## TASK DESCRIPTION:
According to the excerpt on AI and autocracy, which search engine has more severe censorship in China than native Chinese search engines?

## EXCERPT TO READ:
At the other end of the AI pipeline lie the people who hold the resources: those with the technical know-how, infrastructure, and data capabilities to actually build the AI technologies—LLMs and vision models—that most of the rest of us engage with as researchers or end-users. These are the big tech companies: OpenAI, Google, Meta (née Facebook), Amazon, some smaller players like Anthropic, and Chinese counterparts like Tencent and Baidu. The need for scale and rapacious growth creates strong incentives for these organizations to strike deals with any state or institution that will have them, and that often involves making concessions to autocratic tendencies or policy, so we end up in awkward situations such as Microsoft doing extensive business with the US government while Bing in China has more severe censorship than native Chinese search engines. Simply put: you have to make money to make AI, and when it comes to dealing with autocracies, you have to make nice to make money.

When I left the US on the 17th of January, Joe Biden, who in his farewell address delivered a prescient, Eisenhower-esque, if tragically belated warning about the dangers of the tech-industrial complex, was still the president. When I return on the 21st, the president of the US will, once again, be Donald Trump. There have been many dismaying sights along the path to Trump’s political resurrection, but perhaps the most dismaying as a scientist (and as one in this field particularly) has been the parade of tech CEOs lining up to kiss Trump’s ring. It doesn’t take much to see why. Like it or not, the next 4 years are going to be critical for AI—either the technology will soar to heights never before seen, or the law of diminishing returns will finally catch up to us and the bubble will burst. Thus the folks whose entire capital is tied up in their AI infrastructure all either want to keep the piece of the AI pie they already have, or they want a larger piece to ensure against the pie shrinking. Trump himself was remarkably perceptive when he tweeted (or “Truthed” or whatever) “EVERYONE WANTS TO BE MY FRIEND!” For all the talk we hear about the optimism tech feels about Trump 2.0, there’s clearly another dynamic at work here. When one man not only has to ability to choose winners and losers based on personal pique, but has also promised through his prior actions and statements to do just that, those afraid of being one of the losers suddenly find themselves about-facing to ingratiate themselves with him. You have to make nice to make money. It doesn’t take a particularly astute political observer to see Mark Zuckerberg motivation to donate a million dollars to the inauguration party of a man who once threatened him with imprisonment: in an autocracy, if you don’t make nice, you might go to jail.

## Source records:

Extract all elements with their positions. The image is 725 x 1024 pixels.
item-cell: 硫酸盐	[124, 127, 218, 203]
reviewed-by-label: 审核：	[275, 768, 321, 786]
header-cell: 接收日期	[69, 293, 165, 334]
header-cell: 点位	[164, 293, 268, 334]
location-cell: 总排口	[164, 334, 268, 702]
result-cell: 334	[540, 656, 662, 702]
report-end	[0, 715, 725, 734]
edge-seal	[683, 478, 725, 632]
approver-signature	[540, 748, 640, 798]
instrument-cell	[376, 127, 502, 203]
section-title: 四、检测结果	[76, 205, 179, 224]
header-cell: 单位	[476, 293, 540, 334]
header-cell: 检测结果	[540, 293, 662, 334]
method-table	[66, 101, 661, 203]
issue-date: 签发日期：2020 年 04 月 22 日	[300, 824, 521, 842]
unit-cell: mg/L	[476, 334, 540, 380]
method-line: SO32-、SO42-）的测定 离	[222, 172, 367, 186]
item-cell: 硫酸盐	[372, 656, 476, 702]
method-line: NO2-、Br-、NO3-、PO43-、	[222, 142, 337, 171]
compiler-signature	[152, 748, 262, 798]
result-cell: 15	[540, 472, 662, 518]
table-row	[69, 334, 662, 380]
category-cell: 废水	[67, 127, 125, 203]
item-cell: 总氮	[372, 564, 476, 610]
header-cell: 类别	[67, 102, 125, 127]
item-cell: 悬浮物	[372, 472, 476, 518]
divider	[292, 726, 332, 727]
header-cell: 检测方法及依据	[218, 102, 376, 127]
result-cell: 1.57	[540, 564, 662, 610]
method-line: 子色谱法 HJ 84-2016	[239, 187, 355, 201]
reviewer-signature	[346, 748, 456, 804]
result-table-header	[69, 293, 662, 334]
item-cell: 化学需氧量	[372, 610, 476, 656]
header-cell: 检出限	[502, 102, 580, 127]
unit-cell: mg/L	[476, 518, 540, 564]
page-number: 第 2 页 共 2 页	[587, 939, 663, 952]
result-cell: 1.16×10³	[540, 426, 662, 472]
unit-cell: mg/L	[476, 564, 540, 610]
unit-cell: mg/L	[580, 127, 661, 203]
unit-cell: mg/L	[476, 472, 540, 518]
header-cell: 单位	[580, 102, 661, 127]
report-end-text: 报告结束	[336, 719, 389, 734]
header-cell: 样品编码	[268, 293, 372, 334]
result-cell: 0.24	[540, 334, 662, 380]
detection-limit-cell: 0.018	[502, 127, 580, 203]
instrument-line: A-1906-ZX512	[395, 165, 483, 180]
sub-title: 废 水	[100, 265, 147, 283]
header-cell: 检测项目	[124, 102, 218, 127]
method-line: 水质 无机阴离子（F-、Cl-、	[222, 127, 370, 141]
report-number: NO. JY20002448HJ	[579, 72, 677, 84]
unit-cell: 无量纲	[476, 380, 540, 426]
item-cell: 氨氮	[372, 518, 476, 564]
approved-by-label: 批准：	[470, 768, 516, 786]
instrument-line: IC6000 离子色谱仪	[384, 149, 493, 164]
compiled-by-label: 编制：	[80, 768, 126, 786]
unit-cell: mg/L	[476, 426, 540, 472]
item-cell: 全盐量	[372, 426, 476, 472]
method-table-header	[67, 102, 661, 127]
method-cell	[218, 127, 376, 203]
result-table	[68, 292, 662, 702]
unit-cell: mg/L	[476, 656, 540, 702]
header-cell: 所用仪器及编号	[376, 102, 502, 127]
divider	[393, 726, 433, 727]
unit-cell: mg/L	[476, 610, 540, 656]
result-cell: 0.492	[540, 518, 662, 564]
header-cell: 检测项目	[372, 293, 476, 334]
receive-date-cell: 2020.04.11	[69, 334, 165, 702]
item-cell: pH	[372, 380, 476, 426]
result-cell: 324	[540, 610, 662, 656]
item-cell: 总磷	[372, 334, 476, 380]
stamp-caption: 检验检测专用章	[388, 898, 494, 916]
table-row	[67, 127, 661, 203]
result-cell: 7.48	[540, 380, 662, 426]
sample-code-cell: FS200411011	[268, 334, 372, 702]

## YOUR RESPONSE:
Bing